───── Data for this exercise
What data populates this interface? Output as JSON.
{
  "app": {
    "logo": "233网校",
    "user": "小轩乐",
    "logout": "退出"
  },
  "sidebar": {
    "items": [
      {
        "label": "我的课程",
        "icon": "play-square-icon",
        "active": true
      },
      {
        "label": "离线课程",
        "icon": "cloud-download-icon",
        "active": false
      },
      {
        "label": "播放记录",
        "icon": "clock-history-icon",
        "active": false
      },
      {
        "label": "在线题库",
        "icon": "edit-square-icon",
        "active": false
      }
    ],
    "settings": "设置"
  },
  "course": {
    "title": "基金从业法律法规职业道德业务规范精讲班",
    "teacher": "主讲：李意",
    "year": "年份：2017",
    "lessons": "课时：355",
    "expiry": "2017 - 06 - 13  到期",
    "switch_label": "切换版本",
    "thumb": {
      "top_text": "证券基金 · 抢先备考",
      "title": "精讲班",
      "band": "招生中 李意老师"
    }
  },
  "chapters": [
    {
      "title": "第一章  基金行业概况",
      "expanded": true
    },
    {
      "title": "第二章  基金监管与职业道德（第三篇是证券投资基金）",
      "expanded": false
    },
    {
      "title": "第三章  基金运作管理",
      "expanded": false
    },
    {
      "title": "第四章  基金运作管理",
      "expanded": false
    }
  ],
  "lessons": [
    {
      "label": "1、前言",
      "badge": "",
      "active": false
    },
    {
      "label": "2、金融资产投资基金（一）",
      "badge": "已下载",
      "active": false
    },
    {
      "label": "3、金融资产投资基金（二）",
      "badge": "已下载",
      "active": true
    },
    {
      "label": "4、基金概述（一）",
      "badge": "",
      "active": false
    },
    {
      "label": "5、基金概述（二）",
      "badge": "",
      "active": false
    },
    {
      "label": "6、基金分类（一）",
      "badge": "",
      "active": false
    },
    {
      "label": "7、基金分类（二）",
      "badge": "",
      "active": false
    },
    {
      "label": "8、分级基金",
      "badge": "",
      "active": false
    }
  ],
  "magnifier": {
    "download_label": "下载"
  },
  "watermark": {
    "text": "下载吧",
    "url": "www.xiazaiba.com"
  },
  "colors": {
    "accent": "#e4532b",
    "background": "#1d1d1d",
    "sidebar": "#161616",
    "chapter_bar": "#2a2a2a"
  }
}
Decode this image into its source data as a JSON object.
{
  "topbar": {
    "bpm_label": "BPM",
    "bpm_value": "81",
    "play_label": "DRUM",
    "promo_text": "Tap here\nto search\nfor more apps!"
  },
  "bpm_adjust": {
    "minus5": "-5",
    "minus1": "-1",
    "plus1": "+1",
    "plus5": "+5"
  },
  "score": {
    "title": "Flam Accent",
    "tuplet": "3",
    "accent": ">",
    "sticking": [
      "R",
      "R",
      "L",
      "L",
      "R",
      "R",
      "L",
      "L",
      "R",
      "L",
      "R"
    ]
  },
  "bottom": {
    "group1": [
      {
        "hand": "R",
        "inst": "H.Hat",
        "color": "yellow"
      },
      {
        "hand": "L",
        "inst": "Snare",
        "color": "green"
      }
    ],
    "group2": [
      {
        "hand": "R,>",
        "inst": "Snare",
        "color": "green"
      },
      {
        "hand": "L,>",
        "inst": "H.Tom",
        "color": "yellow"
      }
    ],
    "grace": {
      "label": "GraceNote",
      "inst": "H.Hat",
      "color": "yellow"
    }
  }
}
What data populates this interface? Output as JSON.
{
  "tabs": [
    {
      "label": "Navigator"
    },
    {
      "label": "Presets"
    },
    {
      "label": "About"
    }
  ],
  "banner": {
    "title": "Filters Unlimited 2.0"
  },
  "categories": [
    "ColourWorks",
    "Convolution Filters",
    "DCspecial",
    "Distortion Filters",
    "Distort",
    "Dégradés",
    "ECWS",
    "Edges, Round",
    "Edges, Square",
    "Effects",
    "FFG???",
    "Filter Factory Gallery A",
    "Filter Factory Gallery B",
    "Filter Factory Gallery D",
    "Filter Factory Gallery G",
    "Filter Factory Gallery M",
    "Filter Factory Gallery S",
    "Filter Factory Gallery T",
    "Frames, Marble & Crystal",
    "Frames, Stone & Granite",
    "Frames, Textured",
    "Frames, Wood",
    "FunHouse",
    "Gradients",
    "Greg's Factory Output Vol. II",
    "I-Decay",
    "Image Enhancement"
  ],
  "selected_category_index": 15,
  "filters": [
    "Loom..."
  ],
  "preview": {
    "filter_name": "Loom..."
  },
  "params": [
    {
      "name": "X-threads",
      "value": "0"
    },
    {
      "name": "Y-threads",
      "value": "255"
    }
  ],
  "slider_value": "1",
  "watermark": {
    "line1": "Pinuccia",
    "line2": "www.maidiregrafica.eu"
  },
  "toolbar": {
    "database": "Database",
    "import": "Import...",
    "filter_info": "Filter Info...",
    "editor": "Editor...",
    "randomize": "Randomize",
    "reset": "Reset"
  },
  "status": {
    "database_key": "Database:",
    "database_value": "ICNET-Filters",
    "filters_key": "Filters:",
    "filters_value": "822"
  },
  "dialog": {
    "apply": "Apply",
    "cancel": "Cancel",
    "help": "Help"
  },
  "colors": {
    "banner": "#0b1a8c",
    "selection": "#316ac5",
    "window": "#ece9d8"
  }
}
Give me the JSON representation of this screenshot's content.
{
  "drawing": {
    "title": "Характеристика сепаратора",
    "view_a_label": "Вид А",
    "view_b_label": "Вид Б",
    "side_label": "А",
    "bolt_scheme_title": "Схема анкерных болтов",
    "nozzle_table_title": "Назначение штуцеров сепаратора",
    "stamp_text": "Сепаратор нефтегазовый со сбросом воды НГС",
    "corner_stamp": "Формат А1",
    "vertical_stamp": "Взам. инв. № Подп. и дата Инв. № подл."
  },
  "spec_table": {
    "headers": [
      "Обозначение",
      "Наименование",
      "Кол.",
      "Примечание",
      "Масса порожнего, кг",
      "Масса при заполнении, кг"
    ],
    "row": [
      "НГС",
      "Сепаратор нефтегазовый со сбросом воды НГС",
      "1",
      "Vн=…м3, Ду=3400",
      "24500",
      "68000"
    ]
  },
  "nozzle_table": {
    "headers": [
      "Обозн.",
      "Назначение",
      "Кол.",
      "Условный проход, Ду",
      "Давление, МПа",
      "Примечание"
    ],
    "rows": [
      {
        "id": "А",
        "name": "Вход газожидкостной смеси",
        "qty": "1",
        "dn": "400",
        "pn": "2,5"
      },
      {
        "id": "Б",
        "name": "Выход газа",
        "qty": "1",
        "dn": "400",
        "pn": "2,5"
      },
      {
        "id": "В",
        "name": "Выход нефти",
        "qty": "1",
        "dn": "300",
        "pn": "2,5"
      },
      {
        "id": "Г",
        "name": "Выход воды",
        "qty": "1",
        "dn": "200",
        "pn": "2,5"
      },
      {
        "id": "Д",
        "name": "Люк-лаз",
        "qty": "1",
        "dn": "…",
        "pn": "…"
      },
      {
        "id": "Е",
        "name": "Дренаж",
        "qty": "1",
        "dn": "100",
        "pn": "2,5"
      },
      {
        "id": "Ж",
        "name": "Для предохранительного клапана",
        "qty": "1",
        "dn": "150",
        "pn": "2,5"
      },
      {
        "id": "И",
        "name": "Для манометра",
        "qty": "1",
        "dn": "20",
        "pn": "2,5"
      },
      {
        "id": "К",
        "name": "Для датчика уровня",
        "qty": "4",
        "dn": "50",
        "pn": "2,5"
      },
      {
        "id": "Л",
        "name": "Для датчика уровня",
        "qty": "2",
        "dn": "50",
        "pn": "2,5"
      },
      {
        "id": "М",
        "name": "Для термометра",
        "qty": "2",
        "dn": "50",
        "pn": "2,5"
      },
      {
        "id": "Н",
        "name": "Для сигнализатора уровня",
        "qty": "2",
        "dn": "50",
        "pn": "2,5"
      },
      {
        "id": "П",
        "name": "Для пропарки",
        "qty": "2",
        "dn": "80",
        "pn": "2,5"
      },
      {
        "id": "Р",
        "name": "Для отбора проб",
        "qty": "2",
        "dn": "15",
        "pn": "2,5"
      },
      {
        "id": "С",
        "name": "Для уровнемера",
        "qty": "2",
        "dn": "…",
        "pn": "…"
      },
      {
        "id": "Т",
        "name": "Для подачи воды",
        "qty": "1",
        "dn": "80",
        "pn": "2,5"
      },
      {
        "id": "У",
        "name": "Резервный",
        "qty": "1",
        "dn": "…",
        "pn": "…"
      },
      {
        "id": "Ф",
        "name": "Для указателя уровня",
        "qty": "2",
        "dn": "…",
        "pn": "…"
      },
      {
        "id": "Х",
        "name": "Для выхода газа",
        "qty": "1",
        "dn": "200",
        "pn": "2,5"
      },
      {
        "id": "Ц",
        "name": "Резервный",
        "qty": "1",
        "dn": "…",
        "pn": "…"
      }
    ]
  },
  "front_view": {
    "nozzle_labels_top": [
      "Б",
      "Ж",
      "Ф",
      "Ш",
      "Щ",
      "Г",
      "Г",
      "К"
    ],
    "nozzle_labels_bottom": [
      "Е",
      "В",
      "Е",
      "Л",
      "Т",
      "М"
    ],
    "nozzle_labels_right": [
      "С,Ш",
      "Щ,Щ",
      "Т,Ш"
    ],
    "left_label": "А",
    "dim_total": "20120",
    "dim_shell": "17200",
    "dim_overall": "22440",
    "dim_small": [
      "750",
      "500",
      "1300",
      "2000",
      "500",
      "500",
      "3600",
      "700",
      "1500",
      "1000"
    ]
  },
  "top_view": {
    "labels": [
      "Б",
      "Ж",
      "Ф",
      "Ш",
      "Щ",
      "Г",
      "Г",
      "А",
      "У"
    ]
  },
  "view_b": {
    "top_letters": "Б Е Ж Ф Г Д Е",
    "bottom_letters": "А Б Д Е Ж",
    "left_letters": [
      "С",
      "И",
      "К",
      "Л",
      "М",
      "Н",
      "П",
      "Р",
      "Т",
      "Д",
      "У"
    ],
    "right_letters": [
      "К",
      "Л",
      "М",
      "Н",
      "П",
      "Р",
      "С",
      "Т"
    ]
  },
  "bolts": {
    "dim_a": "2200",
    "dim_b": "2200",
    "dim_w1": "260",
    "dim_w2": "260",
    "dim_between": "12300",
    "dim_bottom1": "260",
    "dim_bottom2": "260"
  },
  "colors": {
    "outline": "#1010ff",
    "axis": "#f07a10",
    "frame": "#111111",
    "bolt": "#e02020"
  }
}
──────────
Given exercise => Select every line of the material above holding the word "газа" and copy it.

Complete response =>
        "name": "Выход газа",
        "name": "Для выхода газа",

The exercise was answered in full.